→ **Prompt**
Find "Convert this document image to plain text." in the data, then restate the line it sits in and every later line word for word, ending with the last line.

* begin Items *

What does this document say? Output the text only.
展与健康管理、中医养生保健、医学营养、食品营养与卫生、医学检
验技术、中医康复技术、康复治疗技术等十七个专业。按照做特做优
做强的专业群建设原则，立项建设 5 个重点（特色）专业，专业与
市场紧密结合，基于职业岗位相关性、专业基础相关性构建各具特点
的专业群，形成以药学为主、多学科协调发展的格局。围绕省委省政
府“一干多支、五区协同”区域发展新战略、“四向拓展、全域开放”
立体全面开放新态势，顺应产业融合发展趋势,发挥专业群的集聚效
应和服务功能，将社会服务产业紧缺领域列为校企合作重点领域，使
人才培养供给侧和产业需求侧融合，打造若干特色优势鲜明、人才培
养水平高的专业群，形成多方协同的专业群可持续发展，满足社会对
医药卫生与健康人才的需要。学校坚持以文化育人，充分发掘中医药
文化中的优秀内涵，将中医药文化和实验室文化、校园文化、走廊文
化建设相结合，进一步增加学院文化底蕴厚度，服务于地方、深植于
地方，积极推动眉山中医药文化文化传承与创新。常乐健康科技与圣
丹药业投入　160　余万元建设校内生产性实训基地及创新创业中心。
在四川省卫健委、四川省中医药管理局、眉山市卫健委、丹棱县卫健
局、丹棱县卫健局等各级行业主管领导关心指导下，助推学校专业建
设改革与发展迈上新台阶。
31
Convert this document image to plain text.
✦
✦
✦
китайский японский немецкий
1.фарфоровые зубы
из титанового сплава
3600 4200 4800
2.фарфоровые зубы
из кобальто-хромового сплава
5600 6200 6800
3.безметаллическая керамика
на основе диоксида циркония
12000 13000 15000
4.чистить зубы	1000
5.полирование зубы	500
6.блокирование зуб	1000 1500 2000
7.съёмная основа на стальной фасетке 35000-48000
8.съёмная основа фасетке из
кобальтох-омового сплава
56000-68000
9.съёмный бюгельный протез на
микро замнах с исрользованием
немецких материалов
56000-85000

* end Items *

→ **Complete response**
Convert this document image to plain text.
✦
✦
✦
китайский японский немецкий
1.фарфоровые зубы
из титанового сплава
3600 4200 4800
2.фарфоровые зубы
из кобальто-хромового сплава
5600 6200 6800
3.безметаллическая керамика
на основе диоксида циркония
12000 13000 15000
4.чистить зубы	1000
5.полирование зубы	500
6.блокирование зуб	1000 1500 2000
7.съёмная основа на стальной фасетке 35000-48000
8.съёмная основа фасетке из
кобальтох-омового сплава
56000-68000
9.съёмный бюгельный протез на
микро замнах с исрользованием
немецких материалов
56000-85000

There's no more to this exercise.